- **PROBLEM REQUIREMENTS**: Across the listing below, how many lines hold "this"? Reply with the number by itself.

- **ENTRIES PROVIDED**:

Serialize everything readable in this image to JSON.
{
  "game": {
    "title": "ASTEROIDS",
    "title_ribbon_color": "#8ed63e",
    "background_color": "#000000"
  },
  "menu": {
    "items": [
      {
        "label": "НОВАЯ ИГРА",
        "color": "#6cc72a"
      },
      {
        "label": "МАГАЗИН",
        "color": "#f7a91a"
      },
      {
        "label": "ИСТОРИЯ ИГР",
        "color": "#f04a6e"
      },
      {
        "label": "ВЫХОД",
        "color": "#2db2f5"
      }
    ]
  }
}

* * *

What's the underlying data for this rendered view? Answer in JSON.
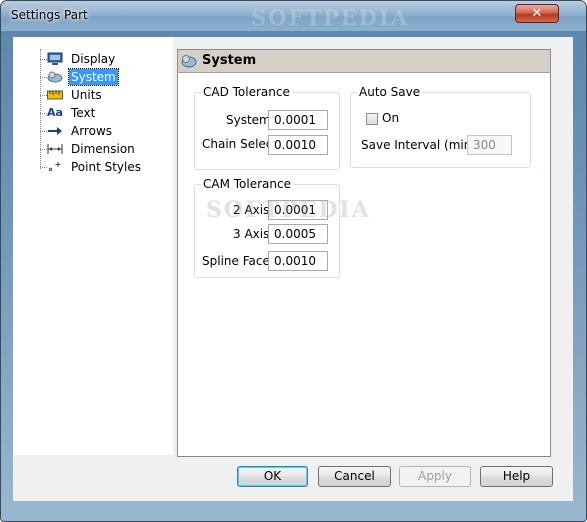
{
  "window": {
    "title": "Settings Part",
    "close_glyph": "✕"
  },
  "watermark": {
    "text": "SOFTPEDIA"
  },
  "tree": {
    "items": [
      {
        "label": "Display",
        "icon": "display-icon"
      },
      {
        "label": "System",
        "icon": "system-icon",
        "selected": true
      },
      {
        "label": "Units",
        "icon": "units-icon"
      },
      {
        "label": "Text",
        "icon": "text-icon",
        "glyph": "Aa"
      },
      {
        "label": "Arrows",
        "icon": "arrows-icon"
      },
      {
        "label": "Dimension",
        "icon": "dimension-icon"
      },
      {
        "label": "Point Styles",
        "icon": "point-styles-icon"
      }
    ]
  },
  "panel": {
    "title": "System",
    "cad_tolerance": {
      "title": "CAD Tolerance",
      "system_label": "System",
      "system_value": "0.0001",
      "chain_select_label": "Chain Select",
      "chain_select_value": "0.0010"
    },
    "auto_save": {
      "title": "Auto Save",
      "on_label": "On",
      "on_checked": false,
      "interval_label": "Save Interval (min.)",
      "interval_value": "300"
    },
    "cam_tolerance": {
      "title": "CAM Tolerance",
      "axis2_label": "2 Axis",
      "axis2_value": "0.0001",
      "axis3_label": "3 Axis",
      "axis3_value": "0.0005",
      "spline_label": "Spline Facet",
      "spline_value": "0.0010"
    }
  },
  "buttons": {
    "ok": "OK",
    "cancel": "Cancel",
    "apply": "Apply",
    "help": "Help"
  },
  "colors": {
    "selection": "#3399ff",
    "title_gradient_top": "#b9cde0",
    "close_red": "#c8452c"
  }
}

- **ANSWER TO THE EXERCISE**: 2